## start

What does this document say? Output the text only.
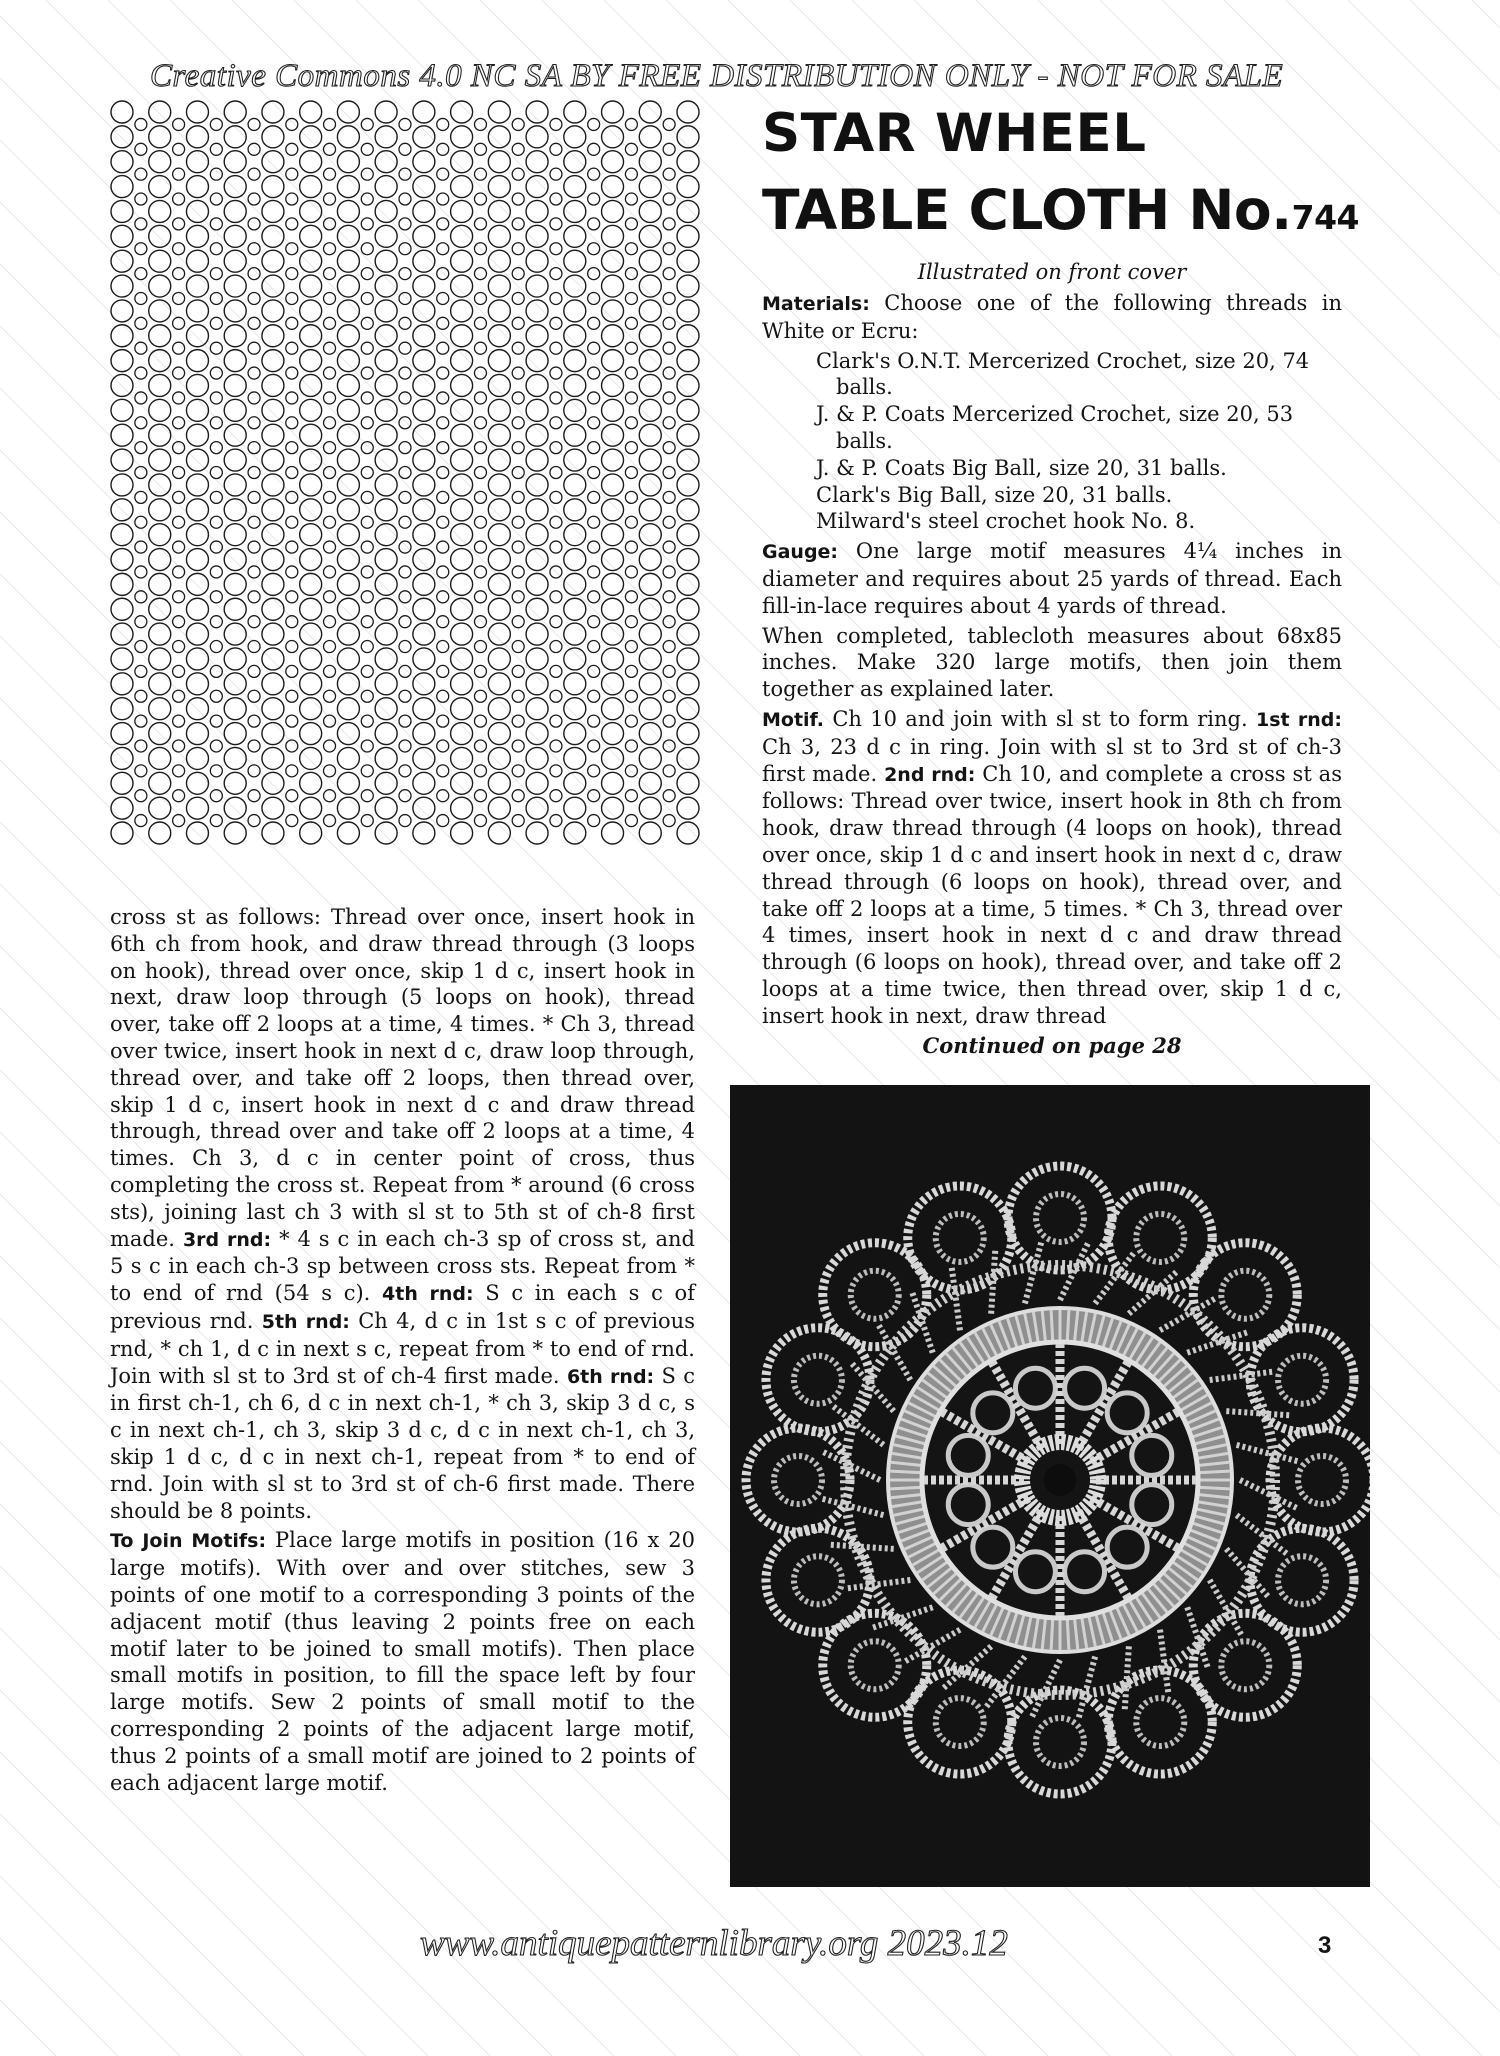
Creative Commons 4.0 NC SA BY FREE DISTRIBUTION ONLY - NOT FOR SALE
STAR WHEEL
TABLE CLOTH No.744
Illustrated on front cover

Materials: Choose one of the following threads in White or Ecru:

Clark's O.N.T. Mercerized Crochet, size 20, 74 balls.
J. & P. Coats Mercerized Crochet, size 20, 53 balls.
J. & P. Coats Big Ball, size 20, 31 balls.
Clark's Big Ball, size 20, 31 balls.
Milward's steel crochet hook No. 8.

Gauge: One large motif measures 4¼ inches in diameter and requires about 25 yards of thread. Each fill-in-lace requires about 4 yards of thread.

When completed, tablecloth measures about 68x85 inches. Make 320 large motifs, then join them together as explained later.

Motif. Ch 10 and join with sl st to form ring. 1st rnd: Ch 3, 23 d c in ring. Join with sl st to 3rd st of ch-3 first made. 2nd rnd: Ch 10, and complete a cross st as follows: Thread over twice, insert hook in 8th ch from hook, draw thread through (4 loops on hook), thread over once, skip 1 d c and insert hook in next d c, draw thread through (6 loops on hook), thread over, and take off 2 loops at a time, 5 times. * Ch 3, thread over 4 times, insert hook in next d c and draw thread through (6 loops on hook), thread over, and take off 2 loops at a time twice, then thread over, skip 1 d c, insert hook in next, draw thread

Continued on page 28

cross st as follows: Thread over once, insert hook in 6th ch from hook, and draw thread through (3 loops on hook), thread over once, skip 1 d c, insert hook in next, draw loop through (5 loops on hook), thread over, take off 2 loops at a time, 4 times. * Ch 3, thread over twice, insert hook in next d c, draw loop through, thread over, and take off 2 loops, then thread over, skip 1 d c, insert hook in next d c and draw thread through, thread over and take off 2 loops at a time, 4 times. Ch 3, d c in center point of cross, thus completing the cross st. Repeat from * around (6 cross sts), joining last ch 3 with sl st to 5th st of ch-8 first made. 3rd rnd: * 4 s c in each ch-3 sp of cross st, and 5 s c in each ch-3 sp between cross sts. Repeat from * to end of rnd (54 s c). 4th rnd: S c in each s c of previous rnd. 5th rnd: Ch 4, d c in 1st s c of previous rnd, * ch 1, d c in next s c, repeat from * to end of rnd. Join with sl st to 3rd st of ch-4 first made. 6th rnd: S c in first ch-1, ch 6, d c in next ch-1, * ch 3, skip 3 d c, s c in next ch-1, ch 3, skip 3 d c, d c in next ch-1, ch 3, skip 1 d c, d c in next ch-1, repeat from * to end of rnd. Join with sl st to 3rd st of ch-6 first made. There should be 8 points.

To Join Motifs: Place large motifs in position (16 x 20 large motifs). With over and over stitches, sew 3 points of one motif to a corresponding 3 points of the adjacent motif (thus leaving 2 points free on each motif later to be joined to small motifs). Then place small motifs in position, to fill the space left by four large motifs. Sew 2 points of small motif to the corresponding 2 points of the adjacent large motif, thus 2 points of a small motif are joined to 2 points of each adjacent large motif.

3
www.antiquepatternlibrary.org 2023.12
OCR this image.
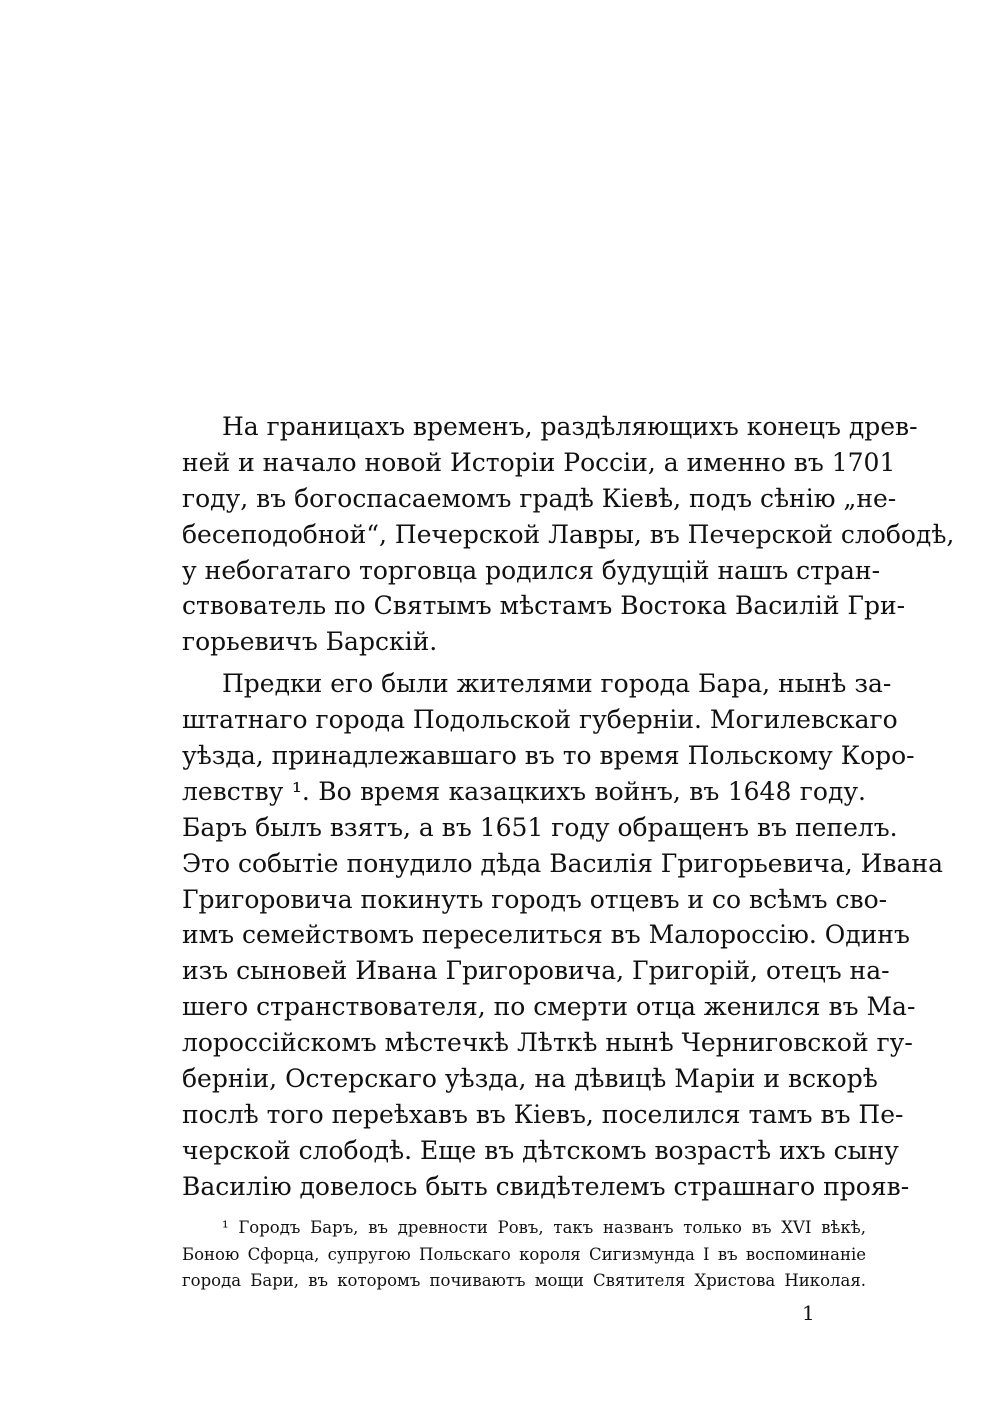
На границахъ временъ, раздѣляющихъ конецъ древ-
ней и начало новой Исторіи Россіи, а именно въ 1701
году, въ богоспасаемомъ градѣ Кіевѣ, подъ сѣнію „не-
бесеподобной“, Печерской Лавры, въ Печерской слободѣ,
у небогатаго торговца родился будущій нашъ стран-
ствователь по Святымъ мѣстамъ Востока Василій Гри-
горьевичъ Барскій.
Предки его были жителями города Бара, нынѣ за-
штатнаго города Подольской губерніи. Могилевскаго
уѣзда, принадлежавшаго въ то время Польскому Коро-
левству ¹. Во время казацкихъ войнъ, въ 1648 году.
Баръ былъ взятъ, а въ 1651 году обращенъ въ пепелъ.
Это событіе понудило дѣда Василія Григорьевича, Ивана
Григоровича покинуть городъ отцевъ и со всѣмъ сво-
имъ семействомъ переселиться въ Малороссію. Одинъ
изъ сыновей Ивана Григоровича, Григорій, отецъ на-
шего странствователя, по смерти отца женился въ Ма-
лороссійскомъ мѣстечкѣ Лѣткѣ нынѣ Черниговской гу-
берніи, Остерскаго уѣзда, на дѣвицѣ Маріи и вскорѣ
послѣ того переѣхавъ въ Кіевъ, поселился тамъ въ Пе-
черской слободѣ. Еще въ дѣтскомъ возрастѣ ихъ сыну
Василію довелось быть свидѣтелемъ страшнаго прояв-
¹ Городъ Баръ, въ древности Ровъ, такъ названъ только въ XVI вѣкѣ,
Боною Сфорца, супругою Польскаго короля Сигизмунда I въ воспоминаніе
города Бари, въ которомъ почиваютъ мощи Святителя Христова Николая.
1
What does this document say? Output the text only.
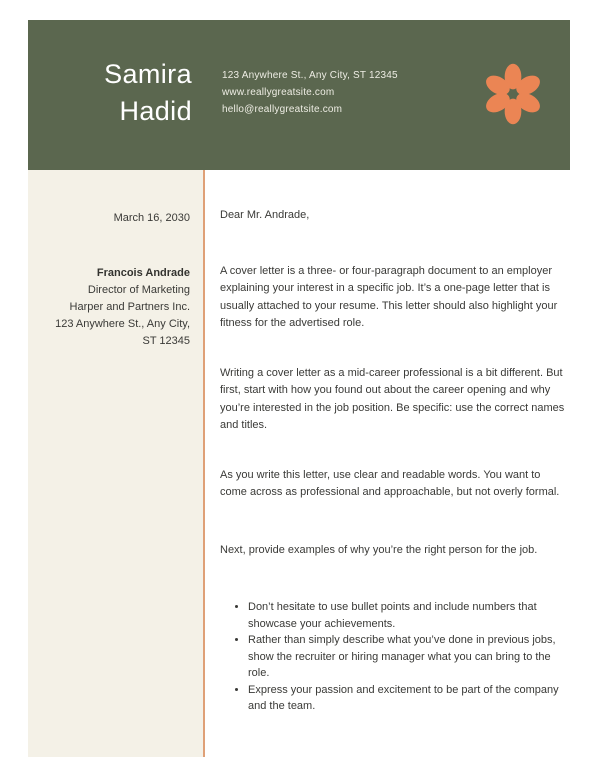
Samira
Hadid
123 Anywhere St., Any City, ST 12345
www.reallygreatsite.com
hello@reallygreatsite.com
March 16, 2030
Francois Andrade
Director of Marketing
Harper and Partners Inc.
123 Anywhere St., Any City,
ST 12345

Dear Mr. Andrade,

A cover letter is a three- or four-paragraph document to an employer explaining your interest in a specific job. It’s a one-page letter that is usually attached to your resume. This letter should also highlight your fitness for the advertised role.

Writing a cover letter as a mid-career professional is a bit different. But first, start with how you found out about the career opening and why you’re interested in the job position. Be specific: use the correct names and titles.

As you write this letter, use clear and readable words. You want to come across as professional and approachable, but not overly formal.

Next, provide examples of why you’re the right person for the job.

• Don’t hesitate to use bullet points and include numbers that showcase your achievements.
• Rather than simply describe what you’ve done in previous jobs, show the recruiter or hiring manager what you can bring to the role.
• Express your passion and excitement to be part of the company and the team.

## end

Directive: Output the data exactly. Pictures don't belong in the result.

Written response:
What does this document say? Output the text only.
Creative Commons 4.0 NC SA BY FREE DISTRIBUTION ONLY - NOT FOR SALE
STAR WHEEL
TABLE CLOTH No.744
Illustrated on front cover

Materials: Choose one of the following threads in White or Ecru:

Clark's O.N.T. Mercerized Crochet, size 20, 74 balls.
J. & P. Coats Mercerized Crochet, size 20, 53 balls.
J. & P. Coats Big Ball, size 20, 31 balls.
Clark's Big Ball, size 20, 31 balls.
Milward's steel crochet hook No. 8.

Gauge: One large motif measures 4¼ inches in diameter and requires about 25 yards of thread. Each fill-in-lace requires about 4 yards of thread.

When completed, tablecloth measures about 68x85 inches. Make 320 large motifs, then join them together as explained later.

Motif. Ch 10 and join with sl st to form ring. 1st rnd: Ch 3, 23 d c in ring. Join with sl st to 3rd st of ch-3 first made. 2nd rnd: Ch 10, and complete a cross st as follows: Thread over twice, insert hook in 8th ch from hook, draw thread through (4 loops on hook), thread over once, skip 1 d c and insert hook in next d c, draw thread through (6 loops on hook), thread over, and take off 2 loops at a time, 5 times. * Ch 3, thread over 4 times, insert hook in next d c and draw thread through (6 loops on hook), thread over, and take off 2 loops at a time twice, then thread over, skip 1 d c, insert hook in next, draw thread

Continued on page 28

cross st as follows: Thread over once, insert hook in 6th ch from hook, and draw thread through (3 loops on hook), thread over once, skip 1 d c, insert hook in next, draw loop through (5 loops on hook), thread over, take off 2 loops at a time, 4 times. * Ch 3, thread over twice, insert hook in next d c, draw loop through, thread over, and take off 2 loops, then thread over, skip 1 d c, insert hook in next d c and draw thread through, thread over and take off 2 loops at a time, 4 times. Ch 3, d c in center point of cross, thus completing the cross st. Repeat from * around (6 cross sts), joining last ch 3 with sl st to 5th st of ch-8 first made. 3rd rnd: * 4 s c in each ch-3 sp of cross st, and 5 s c in each ch-3 sp between cross sts. Repeat from * to end of rnd (54 s c). 4th rnd: S c in each s c of previous rnd. 5th rnd: Ch 4, d c in 1st s c of previous rnd, * ch 1, d c in next s c, repeat from * to end of rnd. Join with sl st to 3rd st of ch-4 first made. 6th rnd: S c in first ch-1, ch 6, d c in next ch-1, * ch 3, skip 3 d c, s c in next ch-1, ch 3, skip 3 d c, d c in next ch-1, ch 3, skip 1 d c, d c in next ch-1, repeat from * to end of rnd. Join with sl st to 3rd st of ch-6 first made. There should be 8 points.

To Join Motifs: Place large motifs in position (16 x 20 large motifs). With over and over stitches, sew 3 points of one motif to a corresponding 3 points of the adjacent motif (thus leaving 2 points free on each motif later to be joined to small motifs). Then place small motifs in position, to fill the space left by four large motifs. Sew 2 points of small motif to the corresponding 2 points of the adjacent large motif, thus 2 points of a small motif are joined to 2 points of each adjacent large motif.

3
www.antiquepatternlibrary.org 2023.12
OCR this image.
На границахъ временъ, раздѣляющихъ конецъ древ-
ней и начало новой Исторіи Россіи, а именно въ 1701
году, въ богоспасаемомъ градѣ Кіевѣ, подъ сѣнію „не-
бесеподобной“, Печерской Лавры, въ Печерской слободѣ,
у небогатаго торговца родился будущій нашъ стран-
ствователь по Святымъ мѣстамъ Востока Василій Гри-
горьевичъ Барскій.
Предки его были жителями города Бара, нынѣ за-
штатнаго города Подольской губерніи. Могилевскаго
уѣзда, принадлежавшаго въ то время Польскому Коро-
левству ¹. Во время казацкихъ войнъ, въ 1648 году.
Баръ былъ взятъ, а въ 1651 году обращенъ въ пепелъ.
Это событіе понудило дѣда Василія Григорьевича, Ивана
Григоровича покинуть городъ отцевъ и со всѣмъ сво-
имъ семействомъ переселиться въ Малороссію. Одинъ
изъ сыновей Ивана Григоровича, Григорій, отецъ на-
шего странствователя, по смерти отца женился въ Ма-
лороссійскомъ мѣстечкѣ Лѣткѣ нынѣ Черниговской гу-
берніи, Остерскаго уѣзда, на дѣвицѣ Маріи и вскорѣ
послѣ того переѣхавъ въ Кіевъ, поселился тамъ въ Пе-
черской слободѣ. Еще въ дѣтскомъ возрастѣ ихъ сыну
Василію довелось быть свидѣтелемъ страшнаго прояв-
¹ Городъ Баръ, въ древности Ровъ, такъ названъ только въ XVI вѣкѣ,
Боною Сфорца, супругою Польскаго короля Сигизмунда I въ воспоминаніе
города Бари, въ которомъ почиваютъ мощи Святителя Христова Николая.
1
What does this document say? Output the text only.
Samira
Hadid
123 Anywhere St., Any City, ST 12345
www.reallygreatsite.com
hello@reallygreatsite.com
March 16, 2030
Francois Andrade
Director of Marketing
Harper and Partners Inc.
123 Anywhere St., Any City,
ST 12345

Dear Mr. Andrade,

A cover letter is a three- or four-paragraph document to an employer explaining your interest in a specific job. It’s a one-page letter that is usually attached to your resume. This letter should also highlight your fitness for the advertised role.

Writing a cover letter as a mid-career professional is a bit different. But first, start with how you found out about the career opening and why you’re interested in the job position. Be specific: use the correct names and titles.

As you write this letter, use clear and readable words. You want to come across as professional and approachable, but not overly formal.

Next, provide examples of why you’re the right person for the job.

• Don’t hesitate to use bullet points and include numbers that showcase your achievements.
• Rather than simply describe what you’ve done in previous jobs, show the recruiter or hiring manager what you can bring to the role.
• Express your passion and excitement to be part of the company and the team.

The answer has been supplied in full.